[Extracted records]
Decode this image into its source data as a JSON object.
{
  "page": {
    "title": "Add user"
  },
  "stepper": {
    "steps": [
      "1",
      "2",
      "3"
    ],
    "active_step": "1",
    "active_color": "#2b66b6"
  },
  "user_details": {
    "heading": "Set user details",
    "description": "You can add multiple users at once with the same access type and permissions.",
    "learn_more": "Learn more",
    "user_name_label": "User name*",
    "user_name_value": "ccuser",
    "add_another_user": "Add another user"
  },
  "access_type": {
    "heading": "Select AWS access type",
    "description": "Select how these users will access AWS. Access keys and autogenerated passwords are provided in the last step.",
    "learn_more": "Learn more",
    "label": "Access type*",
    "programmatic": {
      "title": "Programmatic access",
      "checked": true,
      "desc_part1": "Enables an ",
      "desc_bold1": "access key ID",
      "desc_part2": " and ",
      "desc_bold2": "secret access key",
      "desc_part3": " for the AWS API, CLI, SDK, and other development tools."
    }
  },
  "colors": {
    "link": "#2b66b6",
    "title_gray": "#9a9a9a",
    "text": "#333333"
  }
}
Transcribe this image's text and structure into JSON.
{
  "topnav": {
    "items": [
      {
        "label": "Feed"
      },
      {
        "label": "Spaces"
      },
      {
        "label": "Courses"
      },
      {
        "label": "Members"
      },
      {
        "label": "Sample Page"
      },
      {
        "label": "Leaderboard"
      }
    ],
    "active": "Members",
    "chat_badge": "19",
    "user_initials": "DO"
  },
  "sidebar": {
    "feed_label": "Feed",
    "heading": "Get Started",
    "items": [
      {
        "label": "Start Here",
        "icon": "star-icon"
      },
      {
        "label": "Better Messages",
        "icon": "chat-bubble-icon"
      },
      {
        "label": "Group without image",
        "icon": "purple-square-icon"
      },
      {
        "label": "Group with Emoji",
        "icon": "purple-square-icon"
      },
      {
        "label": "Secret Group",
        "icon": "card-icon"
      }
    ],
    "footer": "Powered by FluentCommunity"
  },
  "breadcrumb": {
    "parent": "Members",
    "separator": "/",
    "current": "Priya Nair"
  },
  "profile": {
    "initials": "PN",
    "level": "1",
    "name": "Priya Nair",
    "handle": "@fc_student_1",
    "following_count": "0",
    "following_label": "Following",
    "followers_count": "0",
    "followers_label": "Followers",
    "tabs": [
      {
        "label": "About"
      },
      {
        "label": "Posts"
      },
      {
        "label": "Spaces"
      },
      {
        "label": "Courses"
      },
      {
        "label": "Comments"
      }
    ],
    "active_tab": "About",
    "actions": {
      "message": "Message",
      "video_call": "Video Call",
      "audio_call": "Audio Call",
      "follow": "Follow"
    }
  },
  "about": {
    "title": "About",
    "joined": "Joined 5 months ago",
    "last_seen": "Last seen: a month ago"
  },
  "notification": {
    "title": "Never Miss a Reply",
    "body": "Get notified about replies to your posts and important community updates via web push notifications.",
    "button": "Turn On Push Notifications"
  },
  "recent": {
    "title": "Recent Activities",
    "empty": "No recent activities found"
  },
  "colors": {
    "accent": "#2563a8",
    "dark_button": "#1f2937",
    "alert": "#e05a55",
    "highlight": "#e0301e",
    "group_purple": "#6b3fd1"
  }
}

### Requirement
Make an exact copy of all the data.

### Solution
Decode this image into its source data as a JSON object.
{
  "page": {
    "title": "Add user"
  },
  "stepper": {
    "steps": [
      "1",
      "2",
      "3"
    ],
    "active_step": "1",
    "active_color": "#2b66b6"
  },
  "user_details": {
    "heading": "Set user details",
    "description": "You can add multiple users at once with the same access type and permissions.",
    "learn_more": "Learn more",
    "user_name_label": "User name*",
    "user_name_value": "ccuser",
    "add_another_user": "Add another user"
  },
  "access_type": {
    "heading": "Select AWS access type",
    "description": "Select how these users will access AWS. Access keys and autogenerated passwords are provided in the last step.",
    "learn_more": "Learn more",
    "label": "Access type*",
    "programmatic": {
      "title": "Programmatic access",
      "checked": true,
      "desc_part1": "Enables an ",
      "desc_bold1": "access key ID",
      "desc_part2": " and ",
      "desc_bold2": "secret access key",
      "desc_part3": " for the AWS API, CLI, SDK, and other development tools."
    }
  },
  "colors": {
    "link": "#2b66b6",
    "title_gray": "#9a9a9a",
    "text": "#333333"
  }
}
Transcribe this image's text and structure into JSON.
{
  "topnav": {
    "items": [
      {
        "label": "Feed"
      },
      {
        "label": "Spaces"
      },
      {
        "label": "Courses"
      },
      {
        "label": "Members"
      },
      {
        "label": "Sample Page"
      },
      {
        "label": "Leaderboard"
      }
    ],
    "active": "Members",
    "chat_badge": "19",
    "user_initials": "DO"
  },
  "sidebar": {
    "feed_label": "Feed",
    "heading": "Get Started",
    "items": [
      {
        "label": "Start Here",
        "icon": "star-icon"
      },
      {
        "label": "Better Messages",
        "icon": "chat-bubble-icon"
      },
      {
        "label": "Group without image",
        "icon": "purple-square-icon"
      },
      {
        "label": "Group with Emoji",
        "icon": "purple-square-icon"
      },
      {
        "label": "Secret Group",
        "icon": "card-icon"
      }
    ],
    "footer": "Powered by FluentCommunity"
  },
  "breadcrumb": {
    "parent": "Members",
    "separator": "/",
    "current": "Priya Nair"
  },
  "profile": {
    "initials": "PN",
    "level": "1",
    "name": "Priya Nair",
    "handle": "@fc_student_1",
    "following_count": "0",
    "following_label": "Following",
    "followers_count": "0",
    "followers_label": "Followers",
    "tabs": [
      {
        "label": "About"
      },
      {
        "label": "Posts"
      },
      {
        "label": "Spaces"
      },
      {
        "label": "Courses"
      },
      {
        "label": "Comments"
      }
    ],
    "active_tab": "About",
    "actions": {
      "message": "Message",
      "video_call": "Video Call",
      "audio_call": "Audio Call",
      "follow": "Follow"
    }
  },
  "about": {
    "title": "About",
    "joined": "Joined 5 months ago",
    "last_seen": "Last seen: a month ago"
  },
  "notification": {
    "title": "Never Miss a Reply",
    "body": "Get notified about replies to your posts and important community updates via web push notifications.",
    "button": "Turn On Push Notifications"
  },
  "recent": {
    "title": "Recent Activities",
    "empty": "No recent activities found"
  },
  "colors": {
    "accent": "#2563a8",
    "dark_button": "#1f2937",
    "alert": "#e05a55",
    "highlight": "#e0301e",
    "group_purple": "#6b3fd1"
  }
}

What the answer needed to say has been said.